» Your instructions: Repeat every entry word for word, but leave the images out of your copy.

Data records
>>>>>
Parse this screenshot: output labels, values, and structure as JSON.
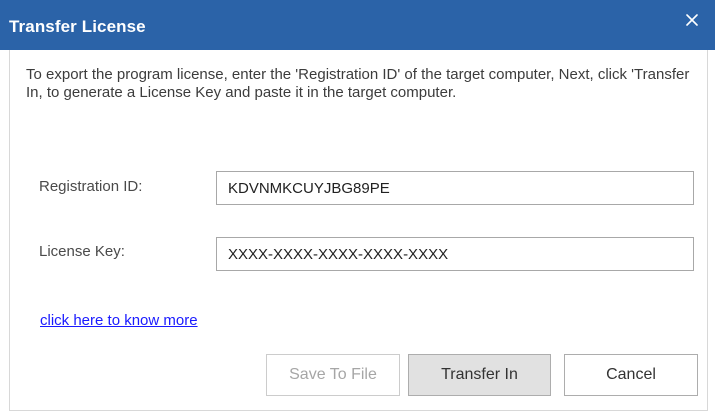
{
  "window": {
    "title": "Transfer License",
    "close_icon": "close-icon",
    "accent_color": "#2b63a8"
  },
  "instructions": "To export the program license, enter the 'Registration ID' of the target computer, Next, click 'Transfer In, to generate a License Key and paste it in the target computer.",
  "fields": {
    "registration_id": {
      "label": "Registration ID:",
      "value": "KDVNMKCUYJBG89PE"
    },
    "license_key": {
      "label": "License Key:",
      "value": "XXXX-XXXX-XXXX-XXXX-XXXX"
    }
  },
  "link": {
    "text": "click here to know more",
    "color": "#1a1aff"
  },
  "buttons": {
    "save_to_file": "Save To File",
    "transfer_in": "Transfer In",
    "cancel": "Cancel"
  }
}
<<<<<
» Complete answer:
Parse this screenshot: output labels, values, and structure as JSON.
{
  "window": {
    "title": "Transfer License",
    "close_icon": "close-icon",
    "accent_color": "#2b63a8"
  },
  "instructions": "To export the program license, enter the 'Registration ID' of the target computer, Next, click 'Transfer In, to generate a License Key and paste it in the target computer.",
  "fields": {
    "registration_id": {
      "label": "Registration ID:",
      "value": "KDVNMKCUYJBG89PE"
    },
    "license_key": {
      "label": "License Key:",
      "value": "XXXX-XXXX-XXXX-XXXX-XXXX"
    }
  },
  "link": {
    "text": "click here to know more",
    "color": "#1a1aff"
  },
  "buttons": {
    "save_to_file": "Save To File",
    "transfer_in": "Transfer In",
    "cancel": "Cancel"
  }
}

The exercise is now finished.